Reproduce the material word for word, from its first line up to and including the line with "task-checkbox[interactable] [1110,993,1137,1020]".

## Records
────────
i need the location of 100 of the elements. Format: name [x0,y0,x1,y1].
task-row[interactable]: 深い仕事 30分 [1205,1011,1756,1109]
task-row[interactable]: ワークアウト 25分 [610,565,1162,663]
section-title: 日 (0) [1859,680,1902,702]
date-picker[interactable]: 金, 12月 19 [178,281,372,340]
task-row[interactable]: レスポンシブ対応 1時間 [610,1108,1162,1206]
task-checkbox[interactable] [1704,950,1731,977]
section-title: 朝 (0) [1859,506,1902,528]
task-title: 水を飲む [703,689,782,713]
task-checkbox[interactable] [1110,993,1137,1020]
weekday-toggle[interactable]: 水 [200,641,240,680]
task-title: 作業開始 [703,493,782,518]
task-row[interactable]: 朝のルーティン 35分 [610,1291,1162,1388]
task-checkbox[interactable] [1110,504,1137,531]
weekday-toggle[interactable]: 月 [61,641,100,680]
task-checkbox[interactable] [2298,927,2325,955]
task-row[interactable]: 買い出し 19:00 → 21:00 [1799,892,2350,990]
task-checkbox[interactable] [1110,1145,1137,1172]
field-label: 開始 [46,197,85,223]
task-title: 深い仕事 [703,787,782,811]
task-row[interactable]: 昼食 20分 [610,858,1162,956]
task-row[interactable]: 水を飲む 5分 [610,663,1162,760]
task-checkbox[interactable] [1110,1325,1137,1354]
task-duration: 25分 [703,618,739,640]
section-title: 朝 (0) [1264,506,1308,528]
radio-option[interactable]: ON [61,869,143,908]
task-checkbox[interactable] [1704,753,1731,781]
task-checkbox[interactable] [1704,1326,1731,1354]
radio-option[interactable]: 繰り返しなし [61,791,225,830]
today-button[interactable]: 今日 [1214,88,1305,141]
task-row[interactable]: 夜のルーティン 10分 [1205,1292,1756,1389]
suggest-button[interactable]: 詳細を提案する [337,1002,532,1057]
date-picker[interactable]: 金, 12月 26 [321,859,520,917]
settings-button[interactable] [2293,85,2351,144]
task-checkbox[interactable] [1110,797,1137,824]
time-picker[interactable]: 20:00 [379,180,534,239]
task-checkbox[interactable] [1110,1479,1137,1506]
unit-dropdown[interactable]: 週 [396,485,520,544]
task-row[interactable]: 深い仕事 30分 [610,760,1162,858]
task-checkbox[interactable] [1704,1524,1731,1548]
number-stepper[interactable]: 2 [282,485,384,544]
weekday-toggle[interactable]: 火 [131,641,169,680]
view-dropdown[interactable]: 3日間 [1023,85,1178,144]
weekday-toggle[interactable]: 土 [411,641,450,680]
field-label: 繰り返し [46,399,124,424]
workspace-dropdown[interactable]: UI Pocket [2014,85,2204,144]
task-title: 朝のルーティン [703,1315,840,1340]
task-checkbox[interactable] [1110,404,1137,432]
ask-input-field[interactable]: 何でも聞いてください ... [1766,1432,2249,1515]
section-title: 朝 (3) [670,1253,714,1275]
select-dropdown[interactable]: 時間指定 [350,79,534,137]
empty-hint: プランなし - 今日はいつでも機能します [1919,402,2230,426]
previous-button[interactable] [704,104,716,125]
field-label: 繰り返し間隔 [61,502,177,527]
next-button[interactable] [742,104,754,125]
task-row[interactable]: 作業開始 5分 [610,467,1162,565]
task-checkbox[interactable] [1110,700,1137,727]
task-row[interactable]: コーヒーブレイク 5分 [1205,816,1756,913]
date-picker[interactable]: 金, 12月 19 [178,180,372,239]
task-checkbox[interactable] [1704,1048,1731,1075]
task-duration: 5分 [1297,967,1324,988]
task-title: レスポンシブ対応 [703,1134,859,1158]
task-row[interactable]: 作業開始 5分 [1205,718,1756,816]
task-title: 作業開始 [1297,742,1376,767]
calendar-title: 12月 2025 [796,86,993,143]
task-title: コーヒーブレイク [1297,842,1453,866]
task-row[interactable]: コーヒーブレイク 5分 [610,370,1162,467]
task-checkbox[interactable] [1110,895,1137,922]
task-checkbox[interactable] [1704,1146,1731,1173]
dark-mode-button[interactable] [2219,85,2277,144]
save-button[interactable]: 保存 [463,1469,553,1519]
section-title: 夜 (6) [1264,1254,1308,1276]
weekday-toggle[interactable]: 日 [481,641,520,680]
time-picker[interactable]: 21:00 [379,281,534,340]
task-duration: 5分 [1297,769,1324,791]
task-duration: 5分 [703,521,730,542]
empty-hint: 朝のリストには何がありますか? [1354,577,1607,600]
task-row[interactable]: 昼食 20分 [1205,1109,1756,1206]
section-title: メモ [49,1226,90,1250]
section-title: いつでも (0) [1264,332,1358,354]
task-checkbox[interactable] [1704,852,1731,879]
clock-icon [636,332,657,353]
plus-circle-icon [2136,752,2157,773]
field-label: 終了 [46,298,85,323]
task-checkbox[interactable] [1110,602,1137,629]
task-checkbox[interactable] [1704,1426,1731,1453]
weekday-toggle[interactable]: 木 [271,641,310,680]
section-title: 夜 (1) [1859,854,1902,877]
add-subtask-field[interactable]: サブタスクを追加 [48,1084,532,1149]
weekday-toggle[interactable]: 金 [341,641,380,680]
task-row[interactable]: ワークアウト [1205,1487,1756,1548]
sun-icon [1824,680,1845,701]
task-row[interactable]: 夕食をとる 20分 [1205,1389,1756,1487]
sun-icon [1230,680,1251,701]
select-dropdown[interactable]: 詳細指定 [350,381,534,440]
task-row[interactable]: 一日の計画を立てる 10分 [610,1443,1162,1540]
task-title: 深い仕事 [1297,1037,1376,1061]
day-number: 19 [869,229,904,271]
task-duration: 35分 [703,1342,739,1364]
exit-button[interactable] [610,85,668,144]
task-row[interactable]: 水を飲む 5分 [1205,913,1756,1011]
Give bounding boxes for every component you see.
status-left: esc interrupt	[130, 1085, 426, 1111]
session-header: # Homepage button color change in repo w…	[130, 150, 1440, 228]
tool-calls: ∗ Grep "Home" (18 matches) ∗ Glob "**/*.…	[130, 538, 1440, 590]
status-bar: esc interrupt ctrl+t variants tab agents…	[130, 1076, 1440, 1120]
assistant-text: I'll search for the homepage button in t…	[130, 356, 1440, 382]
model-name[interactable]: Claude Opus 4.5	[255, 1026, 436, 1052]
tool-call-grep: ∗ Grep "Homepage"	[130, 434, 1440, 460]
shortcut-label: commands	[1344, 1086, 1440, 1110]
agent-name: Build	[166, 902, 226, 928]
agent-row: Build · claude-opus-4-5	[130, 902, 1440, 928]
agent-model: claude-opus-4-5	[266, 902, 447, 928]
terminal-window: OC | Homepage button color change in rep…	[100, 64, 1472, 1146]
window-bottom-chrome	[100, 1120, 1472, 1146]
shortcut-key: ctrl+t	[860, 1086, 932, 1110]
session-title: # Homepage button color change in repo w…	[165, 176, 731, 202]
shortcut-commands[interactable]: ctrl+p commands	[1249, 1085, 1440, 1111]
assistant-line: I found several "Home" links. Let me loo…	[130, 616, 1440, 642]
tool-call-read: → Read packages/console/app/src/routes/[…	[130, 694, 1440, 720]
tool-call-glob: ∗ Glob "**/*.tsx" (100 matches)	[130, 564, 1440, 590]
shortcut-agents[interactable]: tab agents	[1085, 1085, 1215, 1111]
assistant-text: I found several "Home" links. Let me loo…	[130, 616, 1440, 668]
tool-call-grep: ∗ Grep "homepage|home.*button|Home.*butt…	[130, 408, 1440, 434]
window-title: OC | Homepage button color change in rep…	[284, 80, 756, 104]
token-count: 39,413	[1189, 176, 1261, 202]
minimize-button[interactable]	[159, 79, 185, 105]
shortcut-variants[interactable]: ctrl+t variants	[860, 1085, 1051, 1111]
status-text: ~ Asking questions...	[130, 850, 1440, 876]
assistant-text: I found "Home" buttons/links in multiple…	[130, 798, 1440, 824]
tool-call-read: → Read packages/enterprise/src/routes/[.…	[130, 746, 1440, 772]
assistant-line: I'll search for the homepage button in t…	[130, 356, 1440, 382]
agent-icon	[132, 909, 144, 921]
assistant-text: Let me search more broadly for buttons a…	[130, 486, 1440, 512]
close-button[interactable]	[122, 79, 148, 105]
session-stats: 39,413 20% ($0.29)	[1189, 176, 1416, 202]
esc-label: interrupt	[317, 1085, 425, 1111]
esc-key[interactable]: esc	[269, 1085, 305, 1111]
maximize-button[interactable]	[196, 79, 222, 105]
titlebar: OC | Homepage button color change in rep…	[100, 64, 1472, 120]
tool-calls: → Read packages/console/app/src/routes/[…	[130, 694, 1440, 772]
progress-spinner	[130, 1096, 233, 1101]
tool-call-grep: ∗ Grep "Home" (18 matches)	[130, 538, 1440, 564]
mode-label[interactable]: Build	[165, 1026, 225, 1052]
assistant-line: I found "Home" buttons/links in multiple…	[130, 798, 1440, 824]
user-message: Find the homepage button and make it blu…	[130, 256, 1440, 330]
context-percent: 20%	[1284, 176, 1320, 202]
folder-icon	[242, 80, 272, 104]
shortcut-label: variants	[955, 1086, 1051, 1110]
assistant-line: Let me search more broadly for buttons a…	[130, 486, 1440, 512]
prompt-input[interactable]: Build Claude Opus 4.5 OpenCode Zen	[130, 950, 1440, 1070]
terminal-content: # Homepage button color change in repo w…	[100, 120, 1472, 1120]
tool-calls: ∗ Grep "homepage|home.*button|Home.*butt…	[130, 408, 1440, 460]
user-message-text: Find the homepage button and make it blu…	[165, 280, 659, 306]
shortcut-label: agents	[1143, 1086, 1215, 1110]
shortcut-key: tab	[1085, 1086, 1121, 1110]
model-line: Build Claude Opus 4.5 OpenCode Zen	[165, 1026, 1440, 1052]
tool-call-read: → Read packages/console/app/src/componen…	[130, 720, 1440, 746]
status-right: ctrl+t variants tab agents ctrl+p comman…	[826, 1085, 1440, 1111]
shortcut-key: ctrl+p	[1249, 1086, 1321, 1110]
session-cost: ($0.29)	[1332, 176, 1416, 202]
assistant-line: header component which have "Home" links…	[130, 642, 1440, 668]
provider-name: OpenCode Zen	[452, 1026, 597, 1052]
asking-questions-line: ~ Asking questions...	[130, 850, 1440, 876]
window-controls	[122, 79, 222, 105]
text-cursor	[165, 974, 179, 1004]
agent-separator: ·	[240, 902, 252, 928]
────────
## Solution
i need the location of 100 of the elements. Format: name [x0,y0,x1,y1].
task-row[interactable]: 深い仕事 30分 [1205,1011,1756,1109]
task-row[interactable]: ワークアウト 25分 [610,565,1162,663]
section-title: 日 (0) [1859,680,1902,702]
date-picker[interactable]: 金, 12月 19 [178,281,372,340]
task-row[interactable]: レスポンシブ対応 1時間 [610,1108,1162,1206]
task-checkbox[interactable] [1704,950,1731,977]
section-title: 朝 (0) [1859,506,1902,528]
task-title: 水を飲む [703,689,782,713]
task-checkbox[interactable] [1110,993,1137,1020]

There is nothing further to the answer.